## start Passage to read

The trio that redefined girl groups for decades reunited in Las Vegas last Saturday. Kelly Rowland and Michelle Williams, dressed in matching golden chaps, joined the superstar on stage to perform songs like “Lose My Breath” and “Bootylicious.”

Their reunion is the first time the group has performed on stage since 2018, when Beyoncé headlined Coachella. Seeing the group reunite on stage, harmonizing and glimmering under the lights, looking like they did in their prime, has left fans feeling several waves of nostalgia. Many are speculating and hoping that Beyoncé’s Act III album to be a new DC album. Other fans have gone as far to say how much they miss Beyoncé’s older music and want her to tap back into that sound altogether.

It is not very surprising, fans of the multi-Grammy Award winner have often stated that with many of her newer projects, she has strayed much too far from her roots in Rhythm and Blues and Pop. I mean, that is where she got her start as an artist when she was in DC4 with hits like “Say My Name,” “Bills, Bills, Bills,” and with DC3’s popular “Survivor,” “Independent Women,” and eventually going solo and becoming one of the world’s most renowned entertainers.

 

Destiny's Child

Source: Vinnie Zuffante / Getty

 

Destiny's Child

Source: Rossa W. Cole / Getty

It is a criticism that many musical greats have received in their lifetime at least once in their career. In 1996, after the release of his 19th studio album “Emancipation,” Prince said several critics and fans expressed whether he would ever match the success of previous albums such as “Purple Rain,” an album that came out nearly over a decade beforehand at the time.

## end Passage to read
## start Information supplied

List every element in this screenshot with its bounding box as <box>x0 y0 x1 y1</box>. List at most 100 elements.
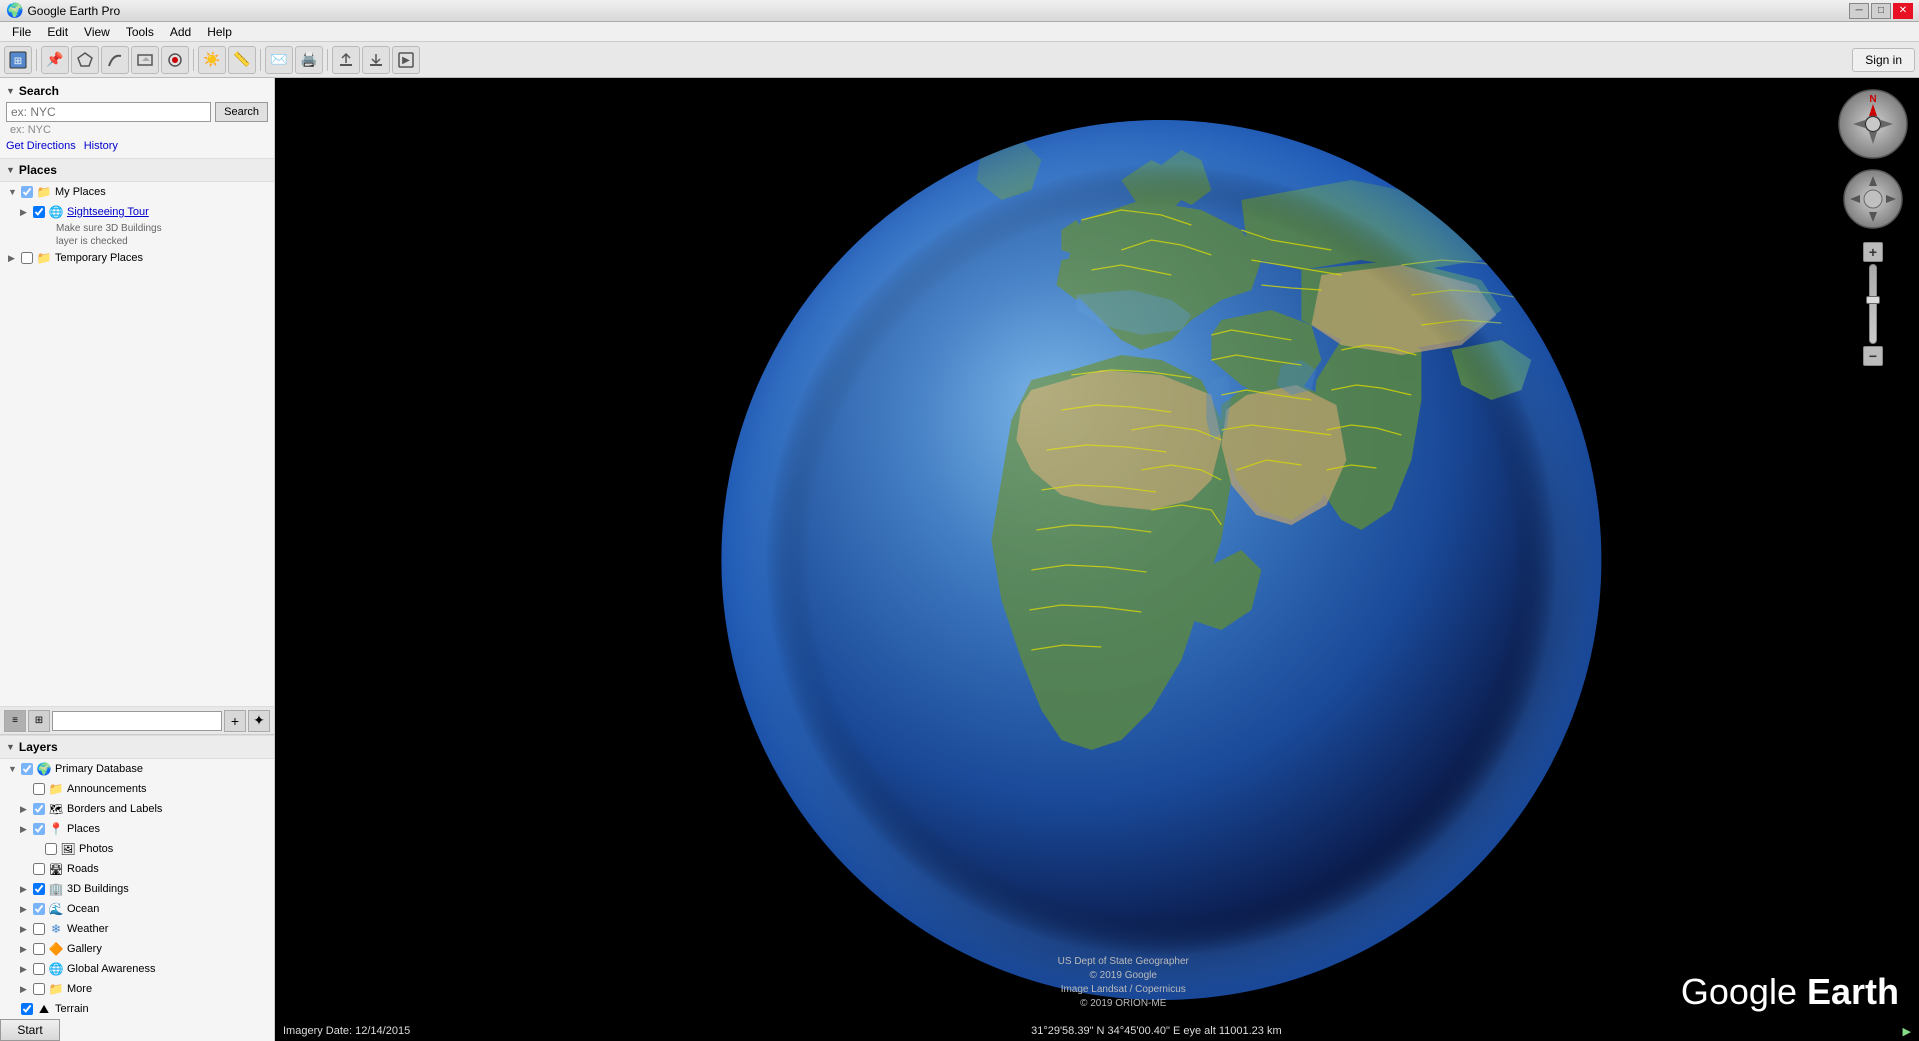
maximize-button[interactable]: □ <box>1871 3 1891 19</box>
layer-gallery[interactable]: ▶ 🔶 Gallery <box>0 939 274 959</box>
checkbox-announcements[interactable] <box>33 783 45 795</box>
layer-global-awareness[interactable]: ▶ 🌐 Global Awareness <box>0 959 274 979</box>
layer-roads[interactable]: ▶ 🛣 Roads <box>0 859 274 879</box>
checkbox-terrain[interactable] <box>21 1003 33 1015</box>
menu-view[interactable]: View <box>76 23 118 41</box>
compass-control[interactable]: N <box>1837 88 1909 160</box>
checkbox-primary-db[interactable] <box>21 763 33 775</box>
svg-text:N: N <box>1869 94 1876 105</box>
layers-header[interactable]: ▼ Layers <box>0 736 274 759</box>
toolbar-path[interactable] <box>101 46 129 74</box>
places-collapse-arrow: ▼ <box>6 165 15 175</box>
toolbar-sep3 <box>260 49 261 71</box>
layer-ocean[interactable]: ▶ 🌊 Ocean <box>0 899 274 919</box>
layers-collapse-arrow: ▼ <box>6 742 15 752</box>
zoom-slider: + − <box>1863 242 1883 366</box>
close-button[interactable]: ✕ <box>1893 3 1913 19</box>
checkbox-global[interactable] <box>33 963 45 975</box>
expand-gallery: ▶ <box>20 944 30 955</box>
menu-add[interactable]: Add <box>162 23 199 41</box>
label-roads: Roads <box>67 863 99 875</box>
toolbar-import[interactable]: ▶ <box>392 46 420 74</box>
minimize-button[interactable]: ─ <box>1849 3 1869 19</box>
zoom-out-button[interactable]: − <box>1863 346 1883 366</box>
checkbox-places-layer[interactable] <box>33 823 45 835</box>
checkbox-sightseeing[interactable] <box>33 206 45 218</box>
svg-text:⊞: ⊞ <box>14 56 22 67</box>
checkbox-my-places[interactable] <box>21 186 33 198</box>
menu-file[interactable]: File <box>4 23 39 41</box>
checkbox-photos[interactable] <box>45 843 57 855</box>
menu-help[interactable]: Help <box>199 23 240 41</box>
layer-weather[interactable]: ▶ ❄ Weather <box>0 919 274 939</box>
toolbar-ruler[interactable]: 📏 <box>228 46 256 74</box>
menu-tools[interactable]: Tools <box>118 23 162 41</box>
zoom-in-button[interactable]: + <box>1863 242 1883 262</box>
search-input[interactable] <box>6 102 211 122</box>
checkbox-3d-buildings[interactable] <box>33 883 45 895</box>
checkbox-borders[interactable] <box>33 803 45 815</box>
icon-weather: ❄ <box>48 921 64 937</box>
layer-more[interactable]: ▶ 📁 More <box>0 979 274 999</box>
checkbox-gallery[interactable] <box>33 943 45 955</box>
toolbar-record-tour[interactable] <box>161 46 189 74</box>
toolbar-upload[interactable] <box>332 46 360 74</box>
start-button[interactable]: Start <box>0 1019 60 1041</box>
places-add-item[interactable]: ✦ <box>248 710 270 732</box>
label-my-places: My Places <box>55 186 106 198</box>
label-sightseeing-tour[interactable]: Sightseeing Tour <box>67 206 149 218</box>
layer-announcements[interactable]: ▶ 📁 Announcements <box>0 779 274 799</box>
toolbar-sep2 <box>193 49 194 71</box>
move-joystick[interactable] <box>1842 168 1904 230</box>
history-link[interactable]: History <box>84 140 118 152</box>
places-toolbar: ≡ ⊞ + ✦ <box>0 707 274 735</box>
layer-places[interactable]: ▶ 📍 Places <box>0 819 274 839</box>
icon-global: 🌐 <box>48 961 64 977</box>
places-add-folder[interactable]: + <box>224 710 246 732</box>
zoom-thumb[interactable] <box>1866 296 1880 304</box>
menu-edit[interactable]: Edit <box>39 23 76 41</box>
icon-3d-buildings: 🏢 <box>48 881 64 897</box>
tree-item-sightseeing-tour[interactable]: ▶ 🌐 Sightseeing Tour <box>0 202 274 222</box>
layer-3d-buildings[interactable]: ▶ 🏢 3D Buildings <box>0 879 274 899</box>
toolbar-polygon[interactable] <box>71 46 99 74</box>
toolbar-email[interactable]: ✉️ <box>265 46 293 74</box>
left-panel: ▼ Search Search ex: NYC Get Directions H… <box>0 78 275 1041</box>
signin-button[interactable]: Sign in <box>1852 48 1915 72</box>
tree-item-my-places[interactable]: ▼ 📁 My Places <box>0 182 274 202</box>
search-header[interactable]: ▼ Search <box>6 84 268 98</box>
zoom-track[interactable] <box>1869 264 1877 344</box>
layer-photos[interactable]: ▶ 🖼 Photos <box>0 839 274 859</box>
search-button[interactable]: Search <box>215 102 268 122</box>
checkbox-roads[interactable] <box>33 863 45 875</box>
map-area[interactable]: US Dept of State Geographer © 2019 Googl… <box>275 78 1919 1041</box>
main-layout: ▼ Search Search ex: NYC Get Directions H… <box>0 78 1919 1041</box>
toolbar-download[interactable] <box>362 46 390 74</box>
layer-borders-labels[interactable]: ▶ 🗺 Borders and Labels <box>0 799 274 819</box>
icon-borders: 🗺 <box>48 801 64 817</box>
titlebar-controls: ─ □ ✕ <box>1849 3 1913 19</box>
checkbox-ocean[interactable] <box>33 903 45 915</box>
places-header[interactable]: ▼ Places <box>0 159 274 182</box>
toolbar-placemark[interactable]: 📌 <box>41 46 69 74</box>
checkbox-weather[interactable] <box>33 923 45 935</box>
toolbar-sun[interactable]: ☀️ <box>198 46 226 74</box>
checkbox-more[interactable] <box>33 983 45 995</box>
places-tab-grid[interactable]: ⊞ <box>28 710 50 732</box>
tree-item-temporary-places[interactable]: ▶ 📁 Temporary Places <box>0 248 274 268</box>
icon-announcements: 📁 <box>48 781 64 797</box>
icon-ocean: 🌊 <box>48 901 64 917</box>
toolbar-image-overlay[interactable] <box>131 46 159 74</box>
get-directions-link[interactable]: Get Directions <box>6 140 76 152</box>
statusbar-streaming[interactable]: ▶ <box>1903 1025 1911 1038</box>
toolbar-print[interactable]: 🖨️ <box>295 46 323 74</box>
places-tab-list[interactable]: ≡ <box>4 710 26 732</box>
toolbar-earth-view[interactable]: ⊞ <box>4 46 32 74</box>
joystick-svg <box>1842 168 1904 230</box>
compass-svg: N <box>1837 88 1909 160</box>
layer-primary-db[interactable]: ▼ 🌍 Primary Database <box>0 759 274 779</box>
icon-primary-db: 🌍 <box>36 761 52 777</box>
layer-terrain[interactable]: ▶ ⛰ Terrain <box>0 999 274 1019</box>
checkbox-temp-places[interactable] <box>21 252 33 264</box>
places-search-input[interactable] <box>52 711 222 731</box>
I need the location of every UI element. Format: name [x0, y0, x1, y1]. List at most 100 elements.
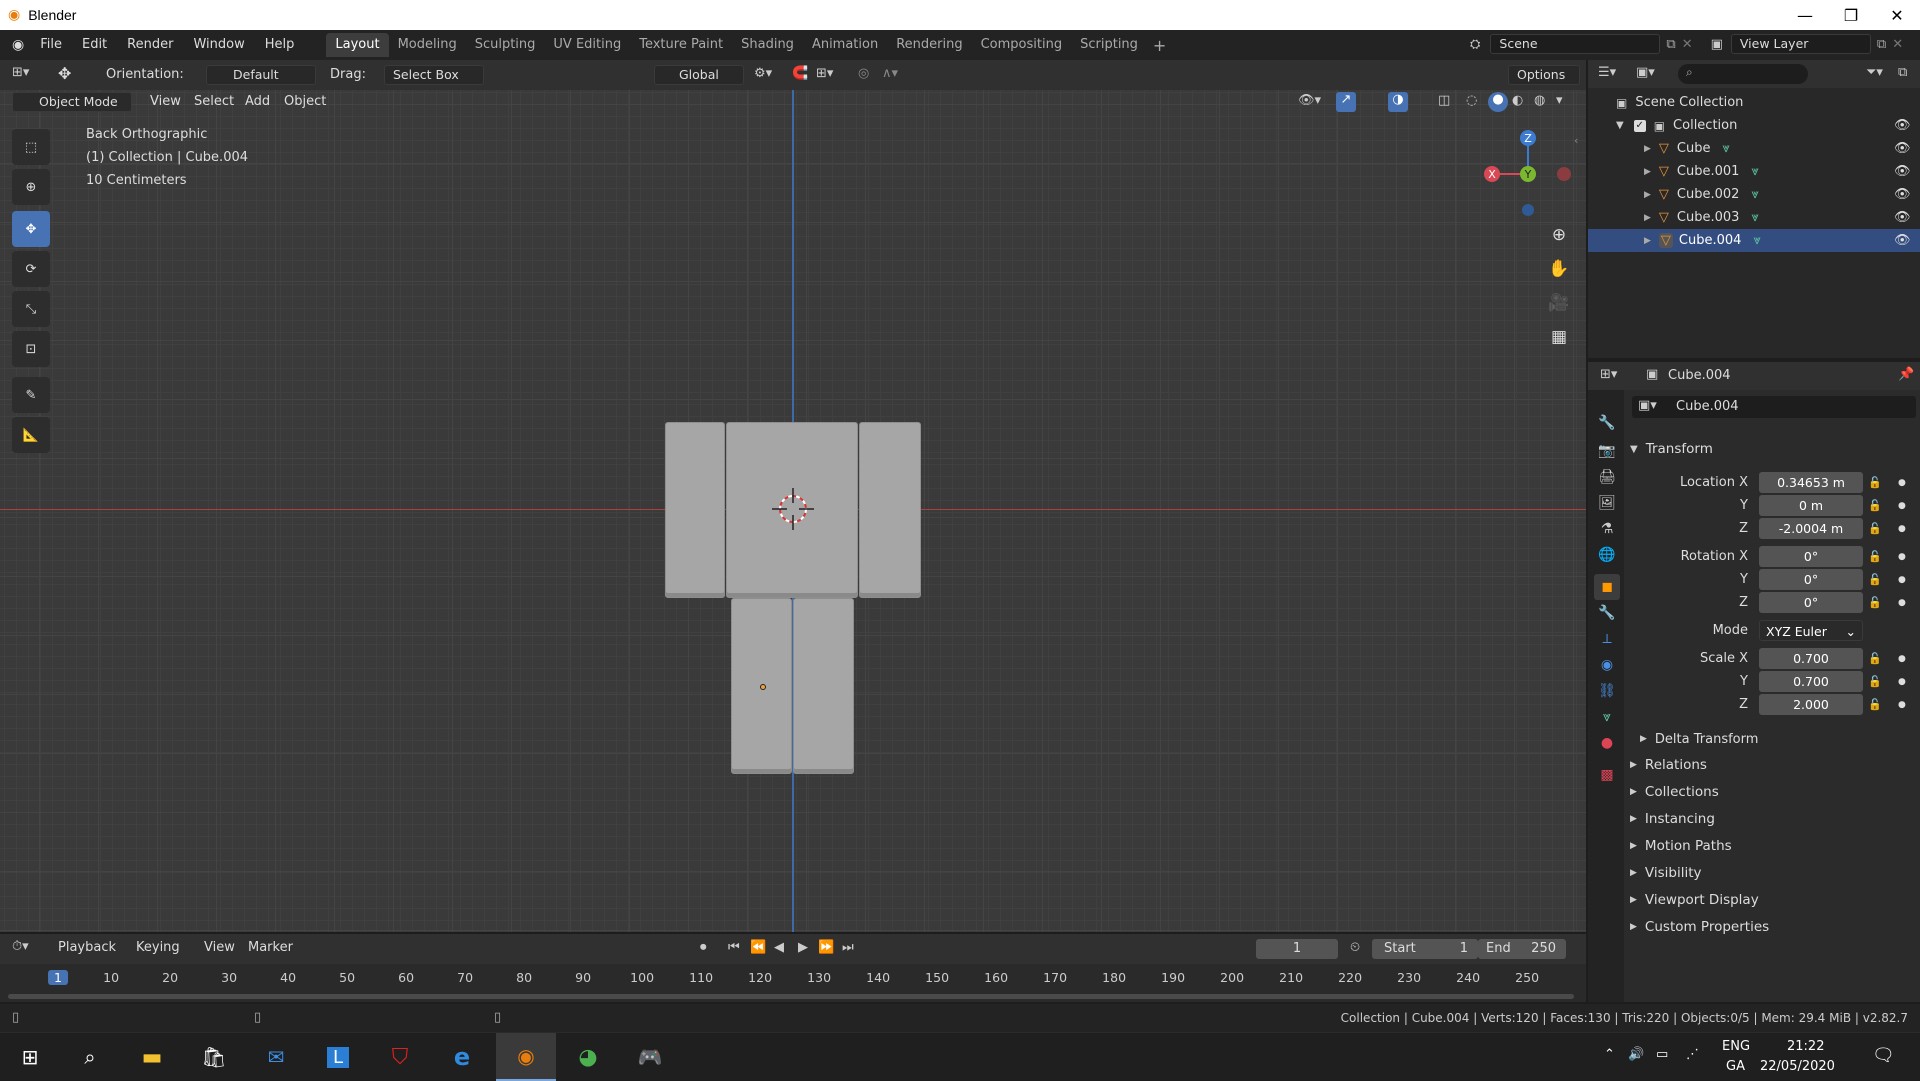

## end Information supplied

What you will do:
1. Print the part of the Destiny's Child article that begins at the words "It is a criticism" and stops after the words "at the time.".
2. Turn the lines of the listing into a JSON list of strings, one string per line, with blank lines omitted. Begin at the line that has "maximize-button[interactable]: □ <box>1871", stop after the line that has "checkbox-primary-db[interactable] <box>21 763", and include only those lines.
The Destiny's Child article and the listing are unrelated to each other.

Answers per task:
1.
It is a criticism that many musical greats have received in their lifetime at least once in their career. In 1996, after the release of his 19th studio album “Emancipation,” Prince said several critics and fans expressed whether he would ever match the success of previous albums such as “Purple Rain,” an album that came out nearly over a decade beforehand at the time.

2.
[
  "maximize-button[interactable]: □ <box>1871 3 1891 19</box>",
  "layer-gallery[interactable]: ▶ 🔶 Gallery <box>0 939 274 959</box>",
  "checkbox-announcements[interactable] <box>33 783 45 795</box>",
  "layer-global-awareness[interactable]: ▶ 🌐 Global Awareness <box>0 959 274 979</box>",
  "layer-roads[interactable]: ▶ 🛣 Roads <box>0 859 274 879</box>",
  "checkbox-terrain[interactable] <box>21 1003 33 1015</box>",
  "menu-view[interactable]: View <box>76 23 118 41</box>",
  "compass-control[interactable]: N <box>1837 88 1909 160</box>",
  "checkbox-primary-db[interactable] <box>21 763 33 775</box>"
]